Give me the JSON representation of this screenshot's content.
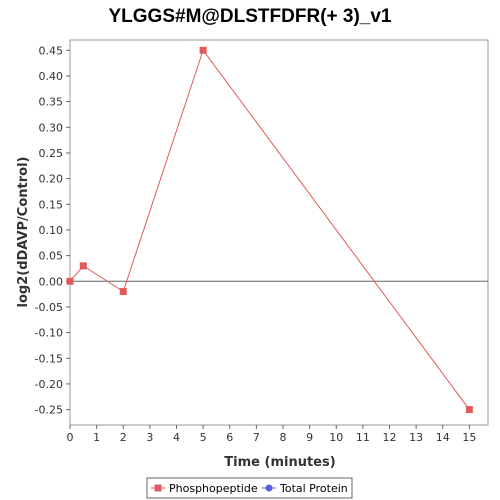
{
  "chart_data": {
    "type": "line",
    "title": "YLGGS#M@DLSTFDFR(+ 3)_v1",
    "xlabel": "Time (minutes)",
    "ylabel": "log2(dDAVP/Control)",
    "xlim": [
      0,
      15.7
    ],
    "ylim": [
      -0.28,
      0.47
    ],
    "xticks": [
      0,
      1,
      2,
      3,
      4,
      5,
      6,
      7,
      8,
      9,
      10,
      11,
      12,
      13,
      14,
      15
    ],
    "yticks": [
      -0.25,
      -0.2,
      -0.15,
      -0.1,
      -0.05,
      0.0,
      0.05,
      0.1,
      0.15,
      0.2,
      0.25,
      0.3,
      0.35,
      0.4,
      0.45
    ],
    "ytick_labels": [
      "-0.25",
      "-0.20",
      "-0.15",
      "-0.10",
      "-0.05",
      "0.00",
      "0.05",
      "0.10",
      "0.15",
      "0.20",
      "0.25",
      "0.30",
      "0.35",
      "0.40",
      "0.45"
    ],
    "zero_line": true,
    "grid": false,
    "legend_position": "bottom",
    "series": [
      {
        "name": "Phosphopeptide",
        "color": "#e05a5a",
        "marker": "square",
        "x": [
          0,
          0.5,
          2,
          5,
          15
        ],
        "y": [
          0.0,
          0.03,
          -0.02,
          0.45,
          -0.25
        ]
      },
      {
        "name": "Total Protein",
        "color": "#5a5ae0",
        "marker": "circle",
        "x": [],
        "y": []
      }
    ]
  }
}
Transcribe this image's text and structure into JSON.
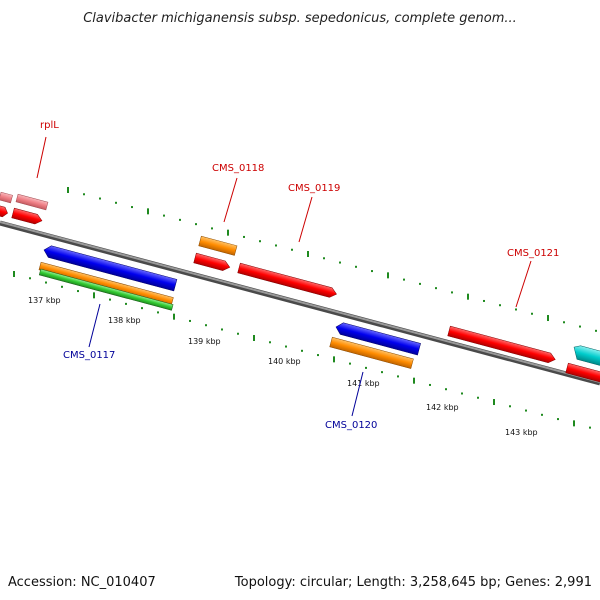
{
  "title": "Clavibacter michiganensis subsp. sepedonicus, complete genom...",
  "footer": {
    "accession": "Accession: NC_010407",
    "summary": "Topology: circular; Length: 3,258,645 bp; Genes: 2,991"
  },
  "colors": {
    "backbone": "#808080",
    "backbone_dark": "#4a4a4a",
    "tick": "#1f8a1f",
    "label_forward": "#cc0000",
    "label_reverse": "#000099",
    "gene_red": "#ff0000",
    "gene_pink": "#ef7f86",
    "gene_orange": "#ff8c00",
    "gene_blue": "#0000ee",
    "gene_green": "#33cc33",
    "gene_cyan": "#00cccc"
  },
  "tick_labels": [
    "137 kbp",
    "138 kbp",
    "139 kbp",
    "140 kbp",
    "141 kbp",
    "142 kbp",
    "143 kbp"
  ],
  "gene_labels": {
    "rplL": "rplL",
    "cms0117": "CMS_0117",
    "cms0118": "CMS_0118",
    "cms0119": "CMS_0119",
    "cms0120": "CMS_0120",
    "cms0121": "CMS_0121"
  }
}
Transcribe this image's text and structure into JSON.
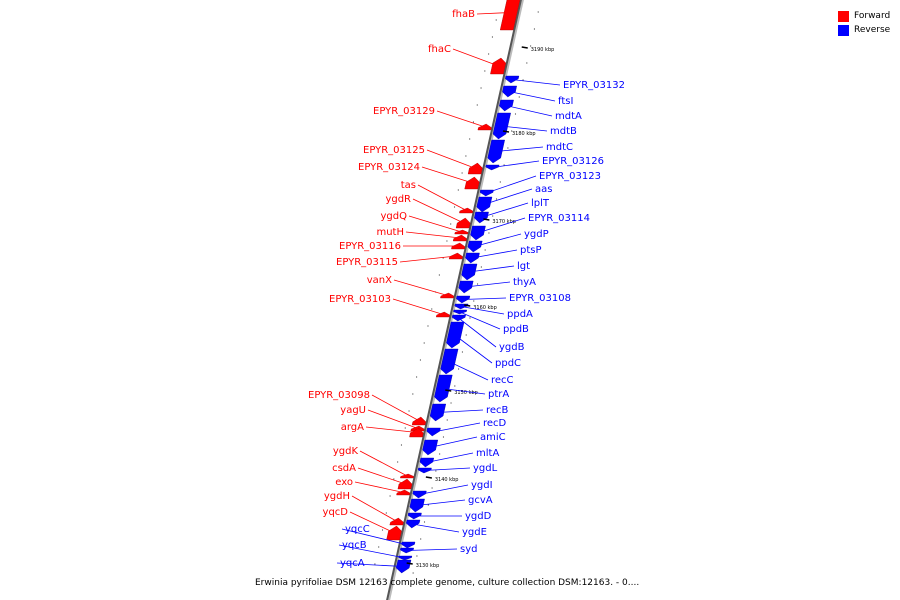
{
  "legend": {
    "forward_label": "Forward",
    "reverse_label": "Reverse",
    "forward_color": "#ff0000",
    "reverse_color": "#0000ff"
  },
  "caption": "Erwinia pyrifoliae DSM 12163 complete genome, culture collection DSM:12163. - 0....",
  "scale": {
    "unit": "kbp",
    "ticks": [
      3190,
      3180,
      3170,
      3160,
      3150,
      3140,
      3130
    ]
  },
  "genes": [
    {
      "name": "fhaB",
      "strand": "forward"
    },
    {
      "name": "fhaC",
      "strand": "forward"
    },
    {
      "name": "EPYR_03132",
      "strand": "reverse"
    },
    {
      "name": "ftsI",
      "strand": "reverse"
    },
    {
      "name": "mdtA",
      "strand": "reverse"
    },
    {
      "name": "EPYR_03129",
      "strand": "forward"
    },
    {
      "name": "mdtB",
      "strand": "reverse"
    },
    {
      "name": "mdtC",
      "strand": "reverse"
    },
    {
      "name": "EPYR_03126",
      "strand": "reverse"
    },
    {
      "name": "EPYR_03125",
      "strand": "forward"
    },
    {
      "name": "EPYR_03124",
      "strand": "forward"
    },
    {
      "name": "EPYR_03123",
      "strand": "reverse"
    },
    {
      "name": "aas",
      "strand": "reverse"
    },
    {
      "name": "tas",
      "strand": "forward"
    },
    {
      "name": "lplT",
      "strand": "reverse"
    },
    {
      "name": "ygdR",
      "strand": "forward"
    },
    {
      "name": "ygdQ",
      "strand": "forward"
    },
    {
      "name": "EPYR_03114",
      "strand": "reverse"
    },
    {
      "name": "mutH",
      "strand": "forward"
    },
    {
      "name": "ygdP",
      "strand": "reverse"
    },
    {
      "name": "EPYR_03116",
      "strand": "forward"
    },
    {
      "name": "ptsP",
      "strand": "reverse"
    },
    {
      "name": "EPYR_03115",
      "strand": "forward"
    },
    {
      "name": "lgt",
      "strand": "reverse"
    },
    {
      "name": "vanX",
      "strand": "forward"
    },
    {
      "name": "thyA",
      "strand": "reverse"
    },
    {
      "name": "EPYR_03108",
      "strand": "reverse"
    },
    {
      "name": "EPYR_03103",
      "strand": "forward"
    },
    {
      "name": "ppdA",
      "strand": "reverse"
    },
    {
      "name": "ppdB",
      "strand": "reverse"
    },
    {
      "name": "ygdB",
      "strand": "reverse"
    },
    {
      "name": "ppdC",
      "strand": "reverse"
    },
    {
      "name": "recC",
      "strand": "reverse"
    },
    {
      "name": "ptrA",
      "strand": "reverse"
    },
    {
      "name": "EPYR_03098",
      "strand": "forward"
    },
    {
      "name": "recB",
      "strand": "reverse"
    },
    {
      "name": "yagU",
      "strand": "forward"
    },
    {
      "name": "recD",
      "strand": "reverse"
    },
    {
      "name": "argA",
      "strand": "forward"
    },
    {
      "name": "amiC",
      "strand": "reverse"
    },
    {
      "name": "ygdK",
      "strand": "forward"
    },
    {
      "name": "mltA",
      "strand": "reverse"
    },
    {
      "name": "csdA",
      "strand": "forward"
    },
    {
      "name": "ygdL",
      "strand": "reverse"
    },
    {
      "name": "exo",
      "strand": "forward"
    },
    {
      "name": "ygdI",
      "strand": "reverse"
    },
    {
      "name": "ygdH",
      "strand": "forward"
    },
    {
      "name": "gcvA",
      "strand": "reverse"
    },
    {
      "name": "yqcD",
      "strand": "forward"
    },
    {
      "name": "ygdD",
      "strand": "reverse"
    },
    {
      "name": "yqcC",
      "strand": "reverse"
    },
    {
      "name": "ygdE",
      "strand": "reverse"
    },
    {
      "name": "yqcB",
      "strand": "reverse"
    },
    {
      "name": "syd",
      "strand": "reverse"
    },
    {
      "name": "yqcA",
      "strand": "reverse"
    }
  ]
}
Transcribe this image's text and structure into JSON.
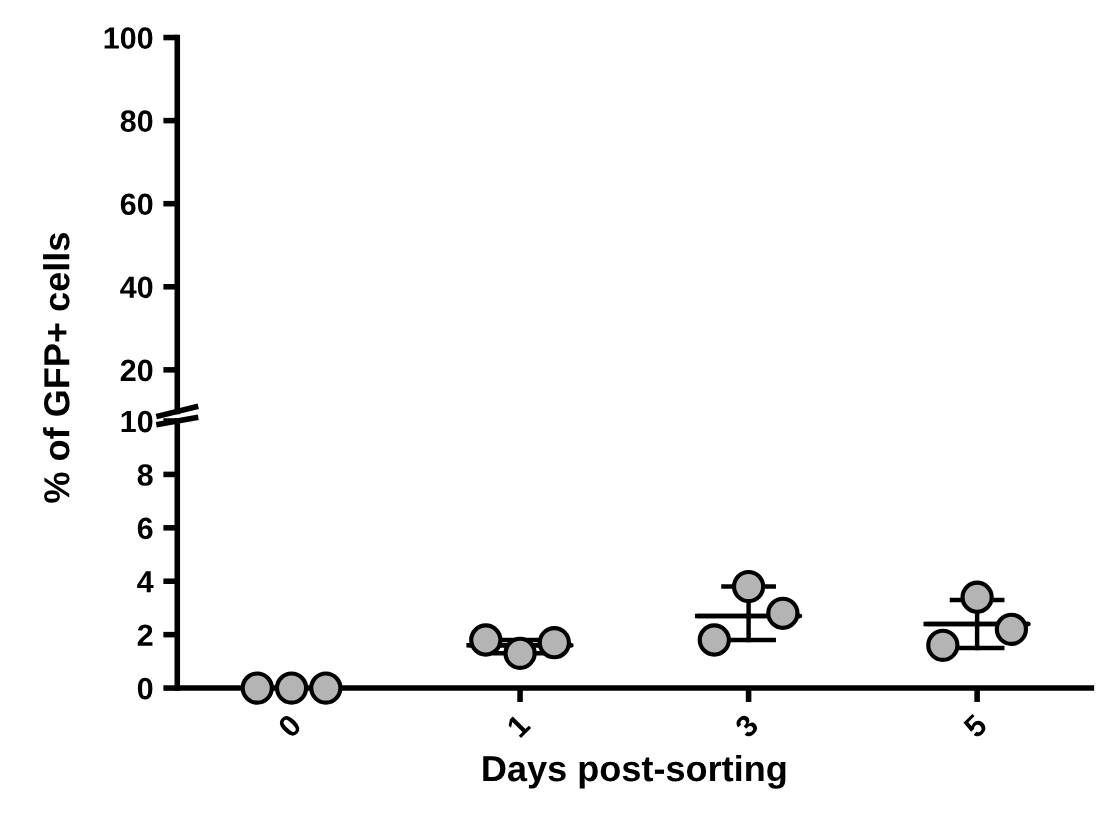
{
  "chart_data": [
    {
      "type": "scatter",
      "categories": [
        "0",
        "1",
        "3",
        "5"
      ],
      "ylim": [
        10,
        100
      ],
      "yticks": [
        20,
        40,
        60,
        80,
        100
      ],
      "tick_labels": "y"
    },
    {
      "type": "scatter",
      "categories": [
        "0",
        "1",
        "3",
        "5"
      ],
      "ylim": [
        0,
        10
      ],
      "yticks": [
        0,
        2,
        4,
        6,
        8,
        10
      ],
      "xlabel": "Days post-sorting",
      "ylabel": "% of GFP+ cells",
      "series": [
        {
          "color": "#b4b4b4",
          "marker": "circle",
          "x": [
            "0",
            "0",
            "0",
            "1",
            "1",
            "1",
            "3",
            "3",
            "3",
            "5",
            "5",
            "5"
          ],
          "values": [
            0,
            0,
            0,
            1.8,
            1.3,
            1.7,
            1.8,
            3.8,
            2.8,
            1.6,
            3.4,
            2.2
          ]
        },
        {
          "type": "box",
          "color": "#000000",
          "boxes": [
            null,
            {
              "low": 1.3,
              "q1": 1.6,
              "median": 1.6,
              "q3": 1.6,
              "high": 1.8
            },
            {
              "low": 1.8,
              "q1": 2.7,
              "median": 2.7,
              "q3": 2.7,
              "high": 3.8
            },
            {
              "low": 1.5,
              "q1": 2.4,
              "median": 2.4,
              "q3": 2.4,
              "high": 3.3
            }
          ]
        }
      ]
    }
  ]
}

● ● ●

# Task brief:
Across all the entries, how many lines include "type"? Answer with the number alone.

# Answer for the task:
4